Data excerpts:
────
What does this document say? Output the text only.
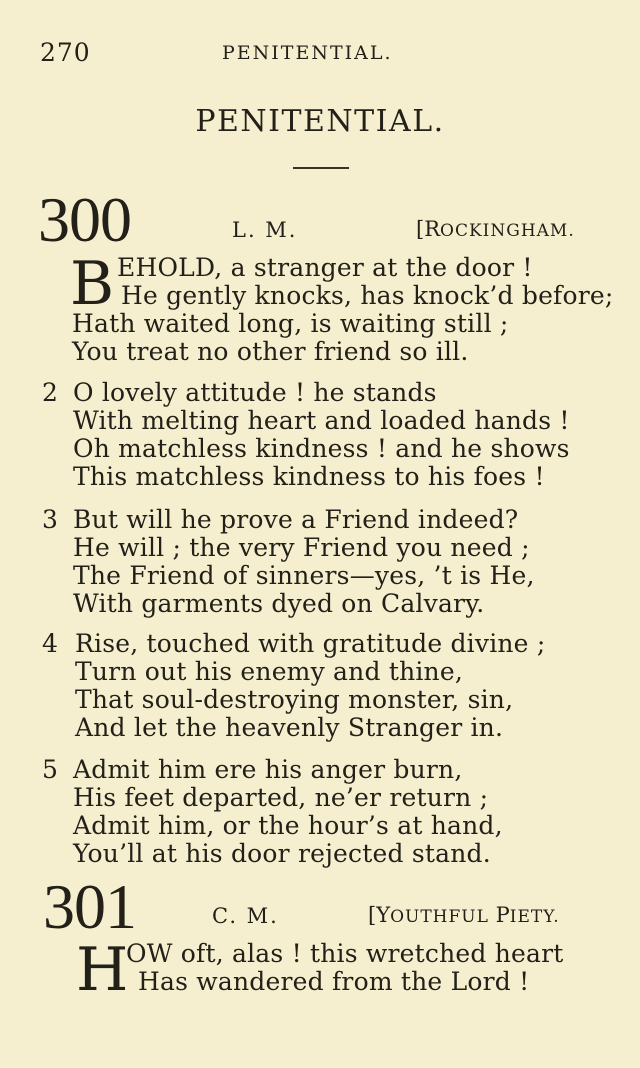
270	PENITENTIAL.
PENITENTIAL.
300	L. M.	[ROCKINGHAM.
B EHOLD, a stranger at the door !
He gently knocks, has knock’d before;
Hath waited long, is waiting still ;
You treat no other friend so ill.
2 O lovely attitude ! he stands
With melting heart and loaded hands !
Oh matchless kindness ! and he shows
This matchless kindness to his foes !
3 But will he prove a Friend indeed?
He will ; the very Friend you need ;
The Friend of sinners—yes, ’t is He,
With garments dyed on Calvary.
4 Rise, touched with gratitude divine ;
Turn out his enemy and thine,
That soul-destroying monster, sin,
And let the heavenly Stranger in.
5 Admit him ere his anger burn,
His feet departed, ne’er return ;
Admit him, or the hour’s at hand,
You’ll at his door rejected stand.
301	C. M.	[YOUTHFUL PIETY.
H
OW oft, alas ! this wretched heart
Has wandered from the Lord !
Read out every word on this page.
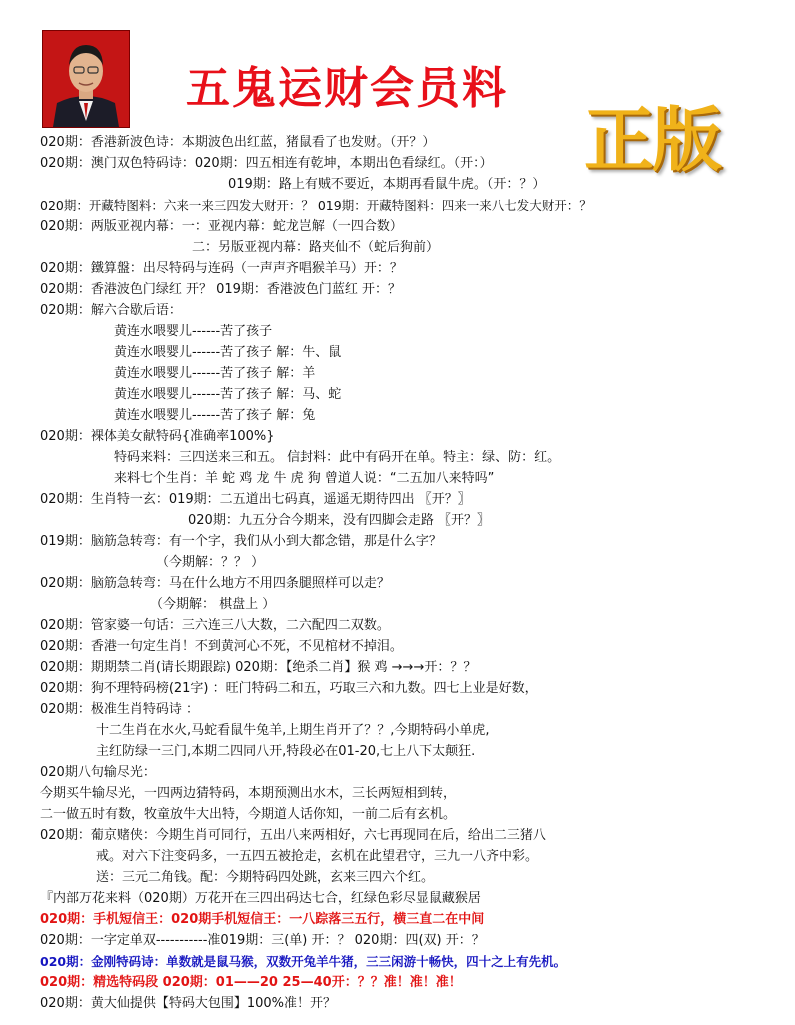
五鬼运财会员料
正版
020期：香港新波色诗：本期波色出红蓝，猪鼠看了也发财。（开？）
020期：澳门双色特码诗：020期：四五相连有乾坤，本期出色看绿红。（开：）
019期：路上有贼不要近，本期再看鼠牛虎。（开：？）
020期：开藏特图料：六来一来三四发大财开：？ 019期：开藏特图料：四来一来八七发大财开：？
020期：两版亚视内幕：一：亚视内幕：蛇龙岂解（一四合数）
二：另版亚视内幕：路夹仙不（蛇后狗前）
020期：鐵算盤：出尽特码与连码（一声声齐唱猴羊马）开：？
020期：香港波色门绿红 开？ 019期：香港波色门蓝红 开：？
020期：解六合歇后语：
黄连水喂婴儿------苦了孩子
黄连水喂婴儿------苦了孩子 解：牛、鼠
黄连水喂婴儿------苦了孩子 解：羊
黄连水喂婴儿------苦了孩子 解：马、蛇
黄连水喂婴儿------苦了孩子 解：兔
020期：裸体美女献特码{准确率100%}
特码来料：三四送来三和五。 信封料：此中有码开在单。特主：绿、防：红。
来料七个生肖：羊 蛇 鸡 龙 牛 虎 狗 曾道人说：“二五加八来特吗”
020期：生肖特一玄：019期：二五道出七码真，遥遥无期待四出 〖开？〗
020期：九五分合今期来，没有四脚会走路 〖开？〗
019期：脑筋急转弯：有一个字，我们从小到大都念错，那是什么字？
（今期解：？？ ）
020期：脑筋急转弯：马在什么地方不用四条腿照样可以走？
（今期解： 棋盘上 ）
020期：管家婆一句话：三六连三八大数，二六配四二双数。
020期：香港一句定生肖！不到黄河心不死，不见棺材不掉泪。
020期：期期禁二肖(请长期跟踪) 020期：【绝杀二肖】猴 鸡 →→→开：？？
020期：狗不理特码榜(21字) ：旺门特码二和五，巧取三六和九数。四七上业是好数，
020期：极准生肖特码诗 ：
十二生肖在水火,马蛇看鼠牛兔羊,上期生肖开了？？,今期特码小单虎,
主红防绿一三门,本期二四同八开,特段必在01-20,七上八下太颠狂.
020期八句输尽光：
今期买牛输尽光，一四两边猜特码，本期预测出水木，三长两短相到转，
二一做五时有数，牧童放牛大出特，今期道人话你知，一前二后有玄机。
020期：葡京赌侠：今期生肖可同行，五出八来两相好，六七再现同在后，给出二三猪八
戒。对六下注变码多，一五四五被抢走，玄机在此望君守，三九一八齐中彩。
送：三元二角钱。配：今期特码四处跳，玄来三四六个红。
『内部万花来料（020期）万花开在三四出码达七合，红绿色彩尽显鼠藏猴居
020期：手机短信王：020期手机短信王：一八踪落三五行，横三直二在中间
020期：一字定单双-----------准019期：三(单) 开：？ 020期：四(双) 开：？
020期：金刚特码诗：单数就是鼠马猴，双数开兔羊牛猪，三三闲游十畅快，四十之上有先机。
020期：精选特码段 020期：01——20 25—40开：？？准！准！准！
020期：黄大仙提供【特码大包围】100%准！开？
────
• [Goal]:
What is the number of lines in the data above that include the word "door"? Answer with that number only.

• [Task answer]:
2